> **Challenge**
Exactly as they appear, output all of the records. Skip any images.

> **Supplied data**

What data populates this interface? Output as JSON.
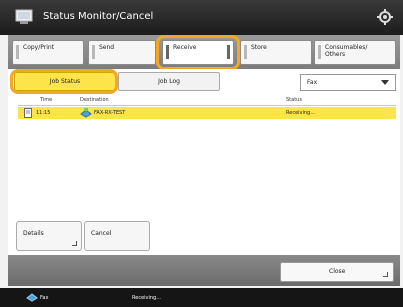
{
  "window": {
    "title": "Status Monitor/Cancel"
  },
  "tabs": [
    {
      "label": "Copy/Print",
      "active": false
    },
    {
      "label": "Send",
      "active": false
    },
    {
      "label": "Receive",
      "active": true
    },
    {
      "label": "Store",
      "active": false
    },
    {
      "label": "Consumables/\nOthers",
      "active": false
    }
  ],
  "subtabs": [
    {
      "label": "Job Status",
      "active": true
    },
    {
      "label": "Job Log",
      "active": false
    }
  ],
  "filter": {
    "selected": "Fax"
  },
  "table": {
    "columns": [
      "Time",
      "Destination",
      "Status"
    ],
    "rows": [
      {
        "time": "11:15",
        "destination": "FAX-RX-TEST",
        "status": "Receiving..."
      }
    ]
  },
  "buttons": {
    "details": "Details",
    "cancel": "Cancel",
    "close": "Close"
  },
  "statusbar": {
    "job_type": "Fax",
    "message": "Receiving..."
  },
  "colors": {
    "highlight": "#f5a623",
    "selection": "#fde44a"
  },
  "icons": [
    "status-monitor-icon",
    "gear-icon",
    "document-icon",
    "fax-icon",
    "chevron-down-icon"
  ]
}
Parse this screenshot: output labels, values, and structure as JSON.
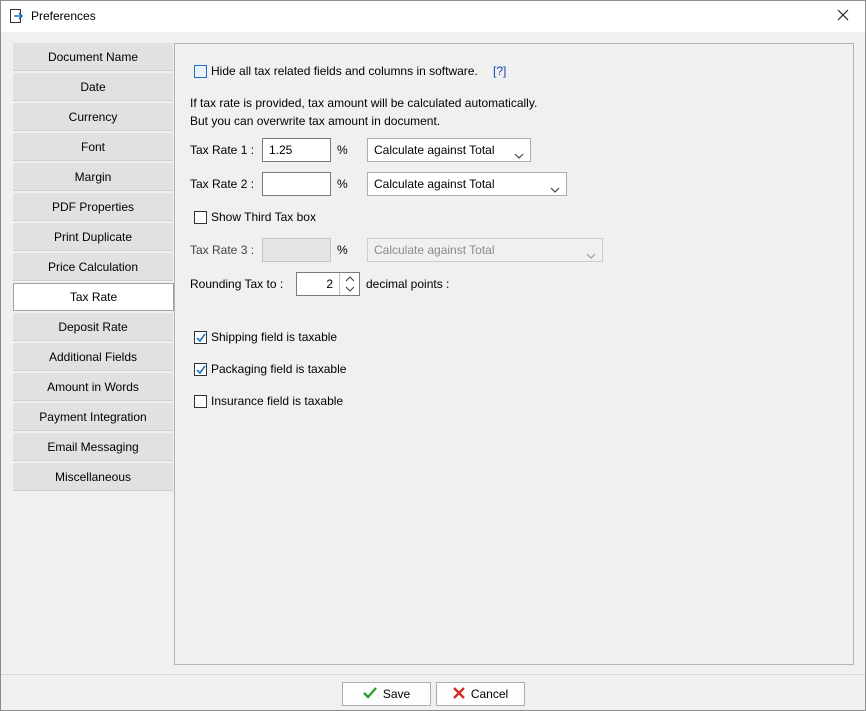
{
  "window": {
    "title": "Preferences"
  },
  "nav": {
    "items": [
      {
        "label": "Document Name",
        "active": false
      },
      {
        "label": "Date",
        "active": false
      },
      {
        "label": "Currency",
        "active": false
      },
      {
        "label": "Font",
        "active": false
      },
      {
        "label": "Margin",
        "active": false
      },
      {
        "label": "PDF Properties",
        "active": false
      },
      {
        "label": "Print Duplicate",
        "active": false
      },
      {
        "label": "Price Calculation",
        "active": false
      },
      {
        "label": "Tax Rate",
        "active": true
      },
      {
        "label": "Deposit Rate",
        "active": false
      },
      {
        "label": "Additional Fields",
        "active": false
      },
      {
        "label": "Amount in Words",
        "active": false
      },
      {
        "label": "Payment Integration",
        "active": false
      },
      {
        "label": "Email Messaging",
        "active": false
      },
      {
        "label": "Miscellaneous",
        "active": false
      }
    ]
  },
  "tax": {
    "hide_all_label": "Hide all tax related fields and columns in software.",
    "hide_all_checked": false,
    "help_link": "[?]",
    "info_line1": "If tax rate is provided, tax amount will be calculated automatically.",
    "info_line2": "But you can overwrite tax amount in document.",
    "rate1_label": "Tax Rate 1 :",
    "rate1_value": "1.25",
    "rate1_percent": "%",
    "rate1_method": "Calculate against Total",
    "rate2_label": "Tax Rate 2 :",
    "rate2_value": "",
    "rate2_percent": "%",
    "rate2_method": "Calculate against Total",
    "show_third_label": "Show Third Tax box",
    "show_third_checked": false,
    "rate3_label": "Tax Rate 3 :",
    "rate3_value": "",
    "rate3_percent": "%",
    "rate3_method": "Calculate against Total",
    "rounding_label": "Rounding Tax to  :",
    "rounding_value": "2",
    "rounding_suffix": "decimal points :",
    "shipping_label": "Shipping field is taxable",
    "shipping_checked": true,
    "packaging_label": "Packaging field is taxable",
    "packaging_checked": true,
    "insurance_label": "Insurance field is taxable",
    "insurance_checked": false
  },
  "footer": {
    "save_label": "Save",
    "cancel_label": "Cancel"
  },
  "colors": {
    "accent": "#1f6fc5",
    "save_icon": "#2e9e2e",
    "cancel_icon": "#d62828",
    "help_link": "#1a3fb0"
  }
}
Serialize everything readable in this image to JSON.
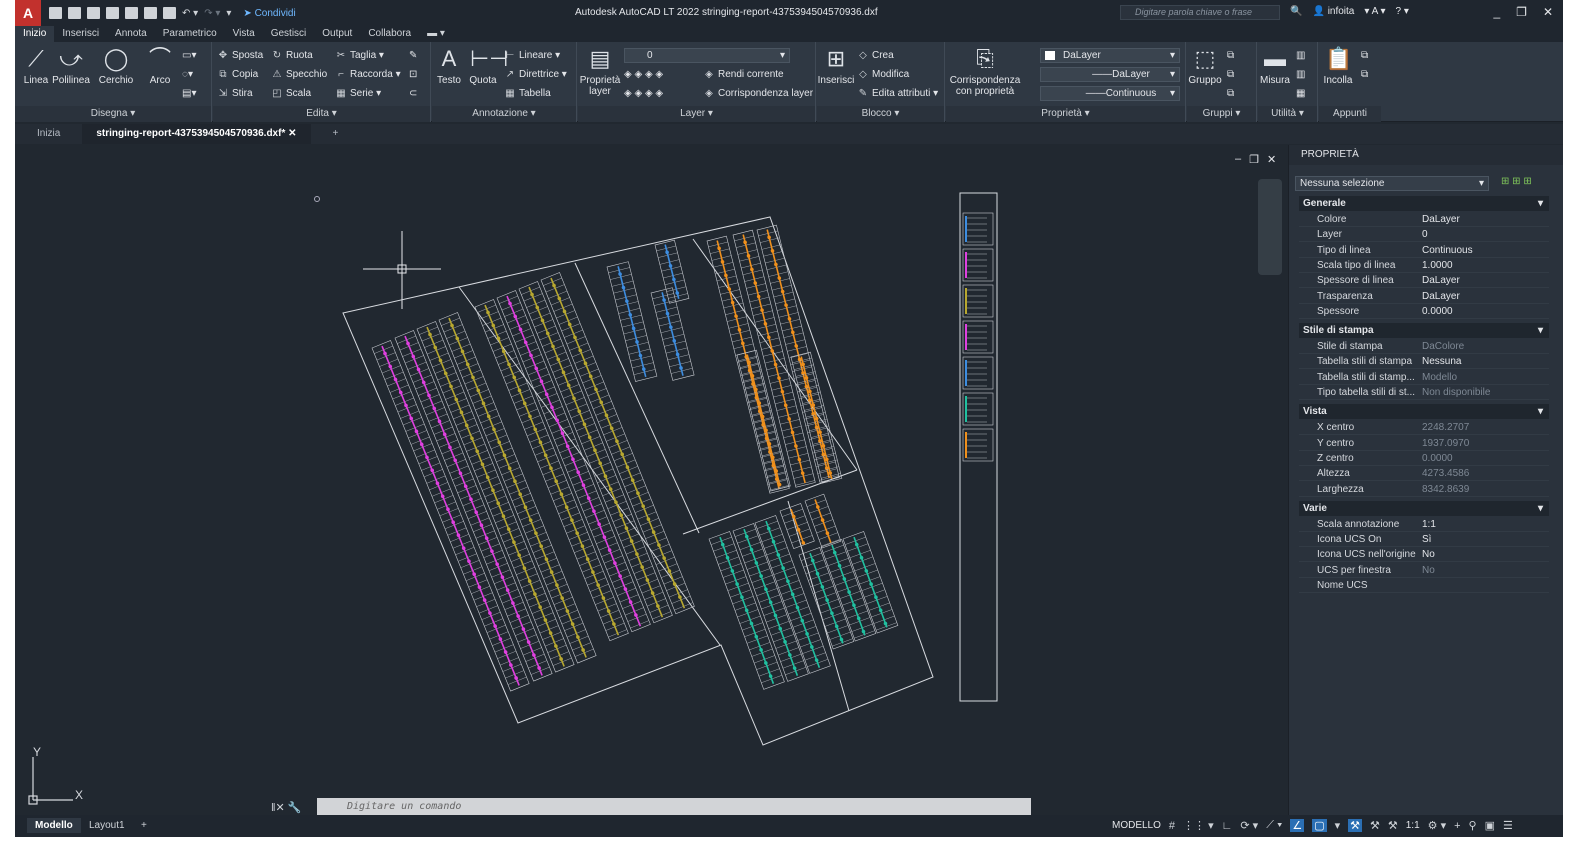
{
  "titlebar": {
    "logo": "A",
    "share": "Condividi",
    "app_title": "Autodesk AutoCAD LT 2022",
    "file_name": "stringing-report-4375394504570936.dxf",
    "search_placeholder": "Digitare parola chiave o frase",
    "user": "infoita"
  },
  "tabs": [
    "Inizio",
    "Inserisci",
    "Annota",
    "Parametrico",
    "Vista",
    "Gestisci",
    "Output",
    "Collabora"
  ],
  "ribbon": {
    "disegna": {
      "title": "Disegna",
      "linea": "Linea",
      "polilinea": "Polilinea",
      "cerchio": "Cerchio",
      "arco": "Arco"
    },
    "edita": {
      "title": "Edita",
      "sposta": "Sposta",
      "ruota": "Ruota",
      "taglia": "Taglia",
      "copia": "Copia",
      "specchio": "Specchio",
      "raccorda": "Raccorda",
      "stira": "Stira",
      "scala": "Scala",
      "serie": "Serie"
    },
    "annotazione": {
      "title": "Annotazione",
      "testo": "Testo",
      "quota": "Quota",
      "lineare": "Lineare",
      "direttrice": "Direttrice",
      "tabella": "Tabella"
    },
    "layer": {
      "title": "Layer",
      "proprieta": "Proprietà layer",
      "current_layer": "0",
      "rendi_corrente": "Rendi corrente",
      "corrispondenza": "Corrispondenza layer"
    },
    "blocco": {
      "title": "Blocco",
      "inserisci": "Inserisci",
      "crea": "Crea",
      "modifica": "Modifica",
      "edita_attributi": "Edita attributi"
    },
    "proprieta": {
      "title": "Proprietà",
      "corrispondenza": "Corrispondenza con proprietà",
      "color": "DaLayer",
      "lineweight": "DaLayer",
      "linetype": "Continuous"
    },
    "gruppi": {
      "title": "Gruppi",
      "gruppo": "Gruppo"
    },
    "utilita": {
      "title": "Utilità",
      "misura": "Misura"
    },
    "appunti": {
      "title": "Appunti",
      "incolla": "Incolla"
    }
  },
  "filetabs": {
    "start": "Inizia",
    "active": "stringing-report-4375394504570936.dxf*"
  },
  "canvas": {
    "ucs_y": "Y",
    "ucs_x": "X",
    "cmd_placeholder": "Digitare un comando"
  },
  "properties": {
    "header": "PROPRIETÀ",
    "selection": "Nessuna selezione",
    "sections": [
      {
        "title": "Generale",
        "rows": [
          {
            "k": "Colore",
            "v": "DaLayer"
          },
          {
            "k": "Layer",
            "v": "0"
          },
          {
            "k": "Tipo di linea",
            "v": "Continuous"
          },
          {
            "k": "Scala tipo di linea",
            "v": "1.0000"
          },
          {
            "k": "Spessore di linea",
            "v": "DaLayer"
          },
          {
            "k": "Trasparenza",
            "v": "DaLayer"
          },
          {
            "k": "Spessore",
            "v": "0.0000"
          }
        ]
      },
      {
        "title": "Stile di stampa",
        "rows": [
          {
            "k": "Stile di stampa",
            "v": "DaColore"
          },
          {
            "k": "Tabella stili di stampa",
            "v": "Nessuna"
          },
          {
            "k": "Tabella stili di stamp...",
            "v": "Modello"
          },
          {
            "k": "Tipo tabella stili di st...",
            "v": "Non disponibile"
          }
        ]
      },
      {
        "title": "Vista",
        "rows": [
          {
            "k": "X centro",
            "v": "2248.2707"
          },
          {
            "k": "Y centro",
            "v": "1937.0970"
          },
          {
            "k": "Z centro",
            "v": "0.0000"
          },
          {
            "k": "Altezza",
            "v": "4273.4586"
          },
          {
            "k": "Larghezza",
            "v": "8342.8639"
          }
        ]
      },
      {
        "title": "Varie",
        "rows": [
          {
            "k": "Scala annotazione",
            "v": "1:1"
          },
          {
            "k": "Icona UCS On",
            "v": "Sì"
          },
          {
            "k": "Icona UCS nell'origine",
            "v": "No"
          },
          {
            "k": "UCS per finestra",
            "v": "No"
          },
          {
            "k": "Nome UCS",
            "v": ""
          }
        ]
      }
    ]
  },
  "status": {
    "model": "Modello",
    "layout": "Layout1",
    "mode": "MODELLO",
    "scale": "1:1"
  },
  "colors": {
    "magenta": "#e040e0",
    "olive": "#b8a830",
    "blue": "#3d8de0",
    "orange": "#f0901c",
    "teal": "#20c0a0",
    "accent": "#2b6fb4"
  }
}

> **Exercise result**
What data populates this interface? Output as JSON.
{
  "window": {
    "title": "Status Monitor/Cancel"
  },
  "tabs": [
    {
      "label": "Copy/Print",
      "active": false
    },
    {
      "label": "Send",
      "active": false
    },
    {
      "label": "Receive",
      "active": true
    },
    {
      "label": "Store",
      "active": false
    },
    {
      "label": "Consumables/\nOthers",
      "active": false
    }
  ],
  "subtabs": [
    {
      "label": "Job Status",
      "active": true
    },
    {
      "label": "Job Log",
      "active": false
    }
  ],
  "filter": {
    "selected": "Fax"
  },
  "table": {
    "columns": [
      "Time",
      "Destination",
      "Status"
    ],
    "rows": [
      {
        "time": "11:15",
        "destination": "FAX-RX-TEST",
        "status": "Receiving..."
      }
    ]
  },
  "buttons": {
    "details": "Details",
    "cancel": "Cancel",
    "close": "Close"
  },
  "statusbar": {
    "job_type": "Fax",
    "message": "Receiving..."
  },
  "colors": {
    "highlight": "#f5a623",
    "selection": "#fde44a"
  },
  "icons": [
    "status-monitor-icon",
    "gear-icon",
    "document-icon",
    "fax-icon",
    "chevron-down-icon"
  ]
}
Parse this screenshot: output labels, values, and structure as JSON.
{
  "window": {
    "title": "Preferences"
  },
  "nav": {
    "items": [
      {
        "label": "Document Name",
        "active": false
      },
      {
        "label": "Date",
        "active": false
      },
      {
        "label": "Currency",
        "active": false
      },
      {
        "label": "Font",
        "active": false
      },
      {
        "label": "Margin",
        "active": false
      },
      {
        "label": "PDF Properties",
        "active": false
      },
      {
        "label": "Print Duplicate",
        "active": false
      },
      {
        "label": "Price Calculation",
        "active": false
      },
      {
        "label": "Tax Rate",
        "active": true
      },
      {
        "label": "Deposit Rate",
        "active": false
      },
      {
        "label": "Additional Fields",
        "active": false
      },
      {
        "label": "Amount in Words",
        "active": false
      },
      {
        "label": "Payment Integration",
        "active": false
      },
      {
        "label": "Email Messaging",
        "active": false
      },
      {
        "label": "Miscellaneous",
        "active": false
      }
    ]
  },
  "tax": {
    "hide_all_label": "Hide all tax related fields and columns in software.",
    "hide_all_checked": false,
    "help_link": "[?]",
    "info_line1": "If tax rate is provided, tax amount will be calculated automatically.",
    "info_line2": "But you can overwrite tax amount in document.",
    "rate1_label": "Tax Rate 1 :",
    "rate1_value": "1.25",
    "rate1_percent": "%",
    "rate1_method": "Calculate against Total",
    "rate2_label": "Tax Rate 2 :",
    "rate2_value": "",
    "rate2_percent": "%",
    "rate2_method": "Calculate against Total",
    "show_third_label": "Show Third Tax box",
    "show_third_checked": false,
    "rate3_label": "Tax Rate 3 :",
    "rate3_value": "",
    "rate3_percent": "%",
    "rate3_method": "Calculate against Total",
    "rounding_label": "Rounding Tax to  :",
    "rounding_value": "2",
    "rounding_suffix": "decimal points :",
    "shipping_label": "Shipping field is taxable",
    "shipping_checked": true,
    "packaging_label": "Packaging field is taxable",
    "packaging_checked": true,
    "insurance_label": "Insurance field is taxable",
    "insurance_checked": false
  },
  "footer": {
    "save_label": "Save",
    "cancel_label": "Cancel"
  },
  "colors": {
    "accent": "#1f6fc5",
    "save_icon": "#2e9e2e",
    "cancel_icon": "#d62828",
    "help_link": "#1a3fb0"
  }
}
Serialize everything readable in this image to JSON.
{
  "titlebar": {
    "logo": "A",
    "share": "Condividi",
    "app_title": "Autodesk AutoCAD LT 2022",
    "file_name": "stringing-report-4375394504570936.dxf",
    "search_placeholder": "Digitare parola chiave o frase",
    "user": "infoita"
  },
  "tabs": [
    "Inizio",
    "Inserisci",
    "Annota",
    "Parametrico",
    "Vista",
    "Gestisci",
    "Output",
    "Collabora"
  ],
  "ribbon": {
    "disegna": {
      "title": "Disegna",
      "linea": "Linea",
      "polilinea": "Polilinea",
      "cerchio": "Cerchio",
      "arco": "Arco"
    },
    "edita": {
      "title": "Edita",
      "sposta": "Sposta",
      "ruota": "Ruota",
      "taglia": "Taglia",
      "copia": "Copia",
      "specchio": "Specchio",
      "raccorda": "Raccorda",
      "stira": "Stira",
      "scala": "Scala",
      "serie": "Serie"
    },
    "annotazione": {
      "title": "Annotazione",
      "testo": "Testo",
      "quota": "Quota",
      "lineare": "Lineare",
      "direttrice": "Direttrice",
      "tabella": "Tabella"
    },
    "layer": {
      "title": "Layer",
      "proprieta": "Proprietà layer",
      "current_layer": "0",
      "rendi_corrente": "Rendi corrente",
      "corrispondenza": "Corrispondenza layer"
    },
    "blocco": {
      "title": "Blocco",
      "inserisci": "Inserisci",
      "crea": "Crea",
      "modifica": "Modifica",
      "edita_attributi": "Edita attributi"
    },
    "proprieta": {
      "title": "Proprietà",
      "corrispondenza": "Corrispondenza con proprietà",
      "color": "DaLayer",
      "lineweight": "DaLayer",
      "linetype": "Continuous"
    },
    "gruppi": {
      "title": "Gruppi",
      "gruppo": "Gruppo"
    },
    "utilita": {
      "title": "Utilità",
      "misura": "Misura"
    },
    "appunti": {
      "title": "Appunti",
      "incolla": "Incolla"
    }
  },
  "filetabs": {
    "start": "Inizia",
    "active": "stringing-report-4375394504570936.dxf*"
  },
  "canvas": {
    "ucs_y": "Y",
    "ucs_x": "X",
    "cmd_placeholder": "Digitare un comando"
  },
  "properties": {
    "header": "PROPRIETÀ",
    "selection": "Nessuna selezione",
    "sections": [
      {
        "title": "Generale",
        "rows": [
          {
            "k": "Colore",
            "v": "DaLayer"
          },
          {
            "k": "Layer",
            "v": "0"
          },
          {
            "k": "Tipo di linea",
            "v": "Continuous"
          },
          {
            "k": "Scala tipo di linea",
            "v": "1.0000"
          },
          {
            "k": "Spessore di linea",
            "v": "DaLayer"
          },
          {
            "k": "Trasparenza",
            "v": "DaLayer"
          },
          {
            "k": "Spessore",
            "v": "0.0000"
          }
        ]
      },
      {
        "title": "Stile di stampa",
        "rows": [
          {
            "k": "Stile di stampa",
            "v": "DaColore"
          },
          {
            "k": "Tabella stili di stampa",
            "v": "Nessuna"
          },
          {
            "k": "Tabella stili di stamp...",
            "v": "Modello"
          },
          {
            "k": "Tipo tabella stili di st...",
            "v": "Non disponibile"
          }
        ]
      },
      {
        "title": "Vista",
        "rows": [
          {
            "k": "X centro",
            "v": "2248.2707"
          },
          {
            "k": "Y centro",
            "v": "1937.0970"
          },
          {
            "k": "Z centro",
            "v": "0.0000"
          },
          {
            "k": "Altezza",
            "v": "4273.4586"
          },
          {
            "k": "Larghezza",
            "v": "8342.8639"
          }
        ]
      },
      {
        "title": "Varie",
        "rows": [
          {
            "k": "Scala annotazione",
            "v": "1:1"
          },
          {
            "k": "Icona UCS On",
            "v": "Sì"
          },
          {
            "k": "Icona UCS nell'origine",
            "v": "No"
          },
          {
            "k": "UCS per finestra",
            "v": "No"
          },
          {
            "k": "Nome UCS",
            "v": ""
          }
        ]
      }
    ]
  },
  "status": {
    "model": "Modello",
    "layout": "Layout1",
    "mode": "MODELLO",
    "scale": "1:1"
  },
  "colors": {
    "magenta": "#e040e0",
    "olive": "#b8a830",
    "blue": "#3d8de0",
    "orange": "#f0901c",
    "teal": "#20c0a0",
    "accent": "#2b6fb4"
  }
}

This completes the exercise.